>> begin Data lines

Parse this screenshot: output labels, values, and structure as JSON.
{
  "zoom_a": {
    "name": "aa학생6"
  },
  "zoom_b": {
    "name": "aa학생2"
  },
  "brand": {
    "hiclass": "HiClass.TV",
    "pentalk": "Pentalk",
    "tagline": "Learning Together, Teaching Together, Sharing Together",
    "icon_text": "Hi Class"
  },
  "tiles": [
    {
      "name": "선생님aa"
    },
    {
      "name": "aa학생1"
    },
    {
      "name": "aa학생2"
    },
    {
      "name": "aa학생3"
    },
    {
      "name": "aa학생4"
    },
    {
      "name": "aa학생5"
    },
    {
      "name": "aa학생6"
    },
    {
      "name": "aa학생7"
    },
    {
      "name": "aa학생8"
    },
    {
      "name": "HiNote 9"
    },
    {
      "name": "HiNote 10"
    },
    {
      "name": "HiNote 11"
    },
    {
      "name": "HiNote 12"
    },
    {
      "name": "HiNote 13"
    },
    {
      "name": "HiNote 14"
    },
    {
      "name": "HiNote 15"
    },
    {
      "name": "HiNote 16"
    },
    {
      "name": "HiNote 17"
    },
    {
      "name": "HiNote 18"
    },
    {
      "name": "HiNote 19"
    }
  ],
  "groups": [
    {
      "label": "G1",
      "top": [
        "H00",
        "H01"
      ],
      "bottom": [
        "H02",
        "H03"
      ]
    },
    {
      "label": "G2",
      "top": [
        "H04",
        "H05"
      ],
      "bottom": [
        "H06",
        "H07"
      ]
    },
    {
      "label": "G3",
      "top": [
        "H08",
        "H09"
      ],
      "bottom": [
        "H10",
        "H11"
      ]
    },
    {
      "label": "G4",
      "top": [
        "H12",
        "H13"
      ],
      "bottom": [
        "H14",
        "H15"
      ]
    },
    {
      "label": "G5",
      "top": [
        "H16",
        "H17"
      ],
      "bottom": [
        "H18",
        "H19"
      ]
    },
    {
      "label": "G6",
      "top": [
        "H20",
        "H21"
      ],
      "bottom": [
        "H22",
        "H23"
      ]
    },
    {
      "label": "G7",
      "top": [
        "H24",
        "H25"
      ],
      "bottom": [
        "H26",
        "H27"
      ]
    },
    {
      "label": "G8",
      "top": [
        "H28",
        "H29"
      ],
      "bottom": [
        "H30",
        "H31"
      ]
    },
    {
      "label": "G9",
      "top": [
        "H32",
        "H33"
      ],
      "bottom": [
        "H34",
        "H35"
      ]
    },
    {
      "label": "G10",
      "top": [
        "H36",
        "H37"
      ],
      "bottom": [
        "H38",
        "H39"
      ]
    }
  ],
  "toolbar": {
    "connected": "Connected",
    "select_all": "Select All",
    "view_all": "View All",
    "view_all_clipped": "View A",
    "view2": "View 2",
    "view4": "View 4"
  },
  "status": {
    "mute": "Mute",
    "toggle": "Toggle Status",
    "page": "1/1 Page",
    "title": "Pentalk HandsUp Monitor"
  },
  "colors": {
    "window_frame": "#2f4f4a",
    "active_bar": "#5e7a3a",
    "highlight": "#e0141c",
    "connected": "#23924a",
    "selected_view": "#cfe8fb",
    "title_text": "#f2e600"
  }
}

>> end Data lines
>> begin Data lines

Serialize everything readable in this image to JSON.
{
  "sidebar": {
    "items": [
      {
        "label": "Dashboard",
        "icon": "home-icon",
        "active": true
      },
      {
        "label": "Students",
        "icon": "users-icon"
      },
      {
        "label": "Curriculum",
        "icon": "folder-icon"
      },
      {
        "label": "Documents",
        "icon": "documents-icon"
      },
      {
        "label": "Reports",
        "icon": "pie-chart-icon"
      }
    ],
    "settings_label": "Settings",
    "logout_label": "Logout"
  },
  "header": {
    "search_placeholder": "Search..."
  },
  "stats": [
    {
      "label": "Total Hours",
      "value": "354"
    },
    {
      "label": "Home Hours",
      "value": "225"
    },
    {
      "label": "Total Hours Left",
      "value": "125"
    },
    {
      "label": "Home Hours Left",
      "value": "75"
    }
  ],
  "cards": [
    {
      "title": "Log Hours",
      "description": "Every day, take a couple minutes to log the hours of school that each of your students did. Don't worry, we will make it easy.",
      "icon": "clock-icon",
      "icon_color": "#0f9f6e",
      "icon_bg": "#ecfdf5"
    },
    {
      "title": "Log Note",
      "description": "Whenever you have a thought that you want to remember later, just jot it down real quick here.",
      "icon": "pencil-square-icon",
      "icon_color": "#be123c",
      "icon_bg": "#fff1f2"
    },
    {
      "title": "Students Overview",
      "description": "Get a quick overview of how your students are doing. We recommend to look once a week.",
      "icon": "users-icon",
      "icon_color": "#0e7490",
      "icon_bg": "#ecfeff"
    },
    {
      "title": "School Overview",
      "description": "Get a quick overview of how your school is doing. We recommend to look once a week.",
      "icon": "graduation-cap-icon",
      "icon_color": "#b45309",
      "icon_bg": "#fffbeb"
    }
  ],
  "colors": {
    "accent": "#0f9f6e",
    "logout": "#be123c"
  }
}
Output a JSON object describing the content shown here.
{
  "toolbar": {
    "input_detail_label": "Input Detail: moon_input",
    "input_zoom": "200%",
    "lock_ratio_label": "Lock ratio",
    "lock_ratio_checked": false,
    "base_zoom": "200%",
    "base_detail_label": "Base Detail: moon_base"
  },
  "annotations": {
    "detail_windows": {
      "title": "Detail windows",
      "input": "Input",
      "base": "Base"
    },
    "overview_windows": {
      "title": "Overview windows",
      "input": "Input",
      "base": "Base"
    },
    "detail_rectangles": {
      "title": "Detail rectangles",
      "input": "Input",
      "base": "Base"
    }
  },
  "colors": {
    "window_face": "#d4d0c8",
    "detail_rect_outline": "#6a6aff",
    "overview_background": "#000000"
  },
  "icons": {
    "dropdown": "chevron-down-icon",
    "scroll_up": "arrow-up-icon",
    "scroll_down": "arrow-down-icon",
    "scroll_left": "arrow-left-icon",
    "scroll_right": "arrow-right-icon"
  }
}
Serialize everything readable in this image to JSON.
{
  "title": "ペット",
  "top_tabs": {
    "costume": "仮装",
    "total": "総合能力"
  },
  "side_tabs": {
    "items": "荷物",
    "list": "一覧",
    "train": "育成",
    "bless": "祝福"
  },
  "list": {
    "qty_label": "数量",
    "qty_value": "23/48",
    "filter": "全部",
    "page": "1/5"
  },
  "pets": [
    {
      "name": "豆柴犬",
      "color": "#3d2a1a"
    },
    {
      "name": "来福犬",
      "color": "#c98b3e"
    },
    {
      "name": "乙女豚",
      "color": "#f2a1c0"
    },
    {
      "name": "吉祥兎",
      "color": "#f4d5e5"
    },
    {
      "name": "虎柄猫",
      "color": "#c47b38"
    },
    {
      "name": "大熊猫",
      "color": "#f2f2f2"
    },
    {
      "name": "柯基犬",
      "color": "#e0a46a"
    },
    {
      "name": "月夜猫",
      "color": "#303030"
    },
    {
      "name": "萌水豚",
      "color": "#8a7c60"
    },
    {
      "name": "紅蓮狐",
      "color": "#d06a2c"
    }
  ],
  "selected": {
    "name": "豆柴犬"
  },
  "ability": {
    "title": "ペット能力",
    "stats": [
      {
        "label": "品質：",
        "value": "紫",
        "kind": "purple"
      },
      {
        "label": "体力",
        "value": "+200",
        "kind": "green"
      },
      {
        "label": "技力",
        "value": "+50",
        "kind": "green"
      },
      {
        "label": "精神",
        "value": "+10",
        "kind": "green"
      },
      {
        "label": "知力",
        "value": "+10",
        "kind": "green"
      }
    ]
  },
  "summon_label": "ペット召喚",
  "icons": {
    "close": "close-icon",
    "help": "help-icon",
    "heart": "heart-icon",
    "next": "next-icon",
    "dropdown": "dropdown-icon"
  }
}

>> end Data lines
>> begin Data lines

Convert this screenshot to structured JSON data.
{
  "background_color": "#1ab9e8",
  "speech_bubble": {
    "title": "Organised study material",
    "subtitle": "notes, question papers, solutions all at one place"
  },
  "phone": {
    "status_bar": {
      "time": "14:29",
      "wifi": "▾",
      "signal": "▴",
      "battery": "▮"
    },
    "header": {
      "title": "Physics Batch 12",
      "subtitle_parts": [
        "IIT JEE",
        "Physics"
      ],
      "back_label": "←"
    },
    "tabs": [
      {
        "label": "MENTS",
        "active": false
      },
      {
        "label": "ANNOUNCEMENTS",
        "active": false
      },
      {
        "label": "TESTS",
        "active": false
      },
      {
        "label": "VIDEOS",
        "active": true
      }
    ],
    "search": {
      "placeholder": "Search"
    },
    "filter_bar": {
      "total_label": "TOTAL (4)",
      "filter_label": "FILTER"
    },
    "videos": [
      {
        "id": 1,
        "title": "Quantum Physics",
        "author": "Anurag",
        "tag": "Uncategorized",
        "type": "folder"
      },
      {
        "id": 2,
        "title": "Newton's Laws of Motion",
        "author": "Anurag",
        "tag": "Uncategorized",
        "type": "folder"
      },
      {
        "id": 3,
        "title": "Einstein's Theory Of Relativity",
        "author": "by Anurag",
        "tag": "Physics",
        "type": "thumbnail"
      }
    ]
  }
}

>> end Data lines

Locate the lines above that contain "connected" and copy them.

    "connected": "Connected",
    "connected": "#23924a",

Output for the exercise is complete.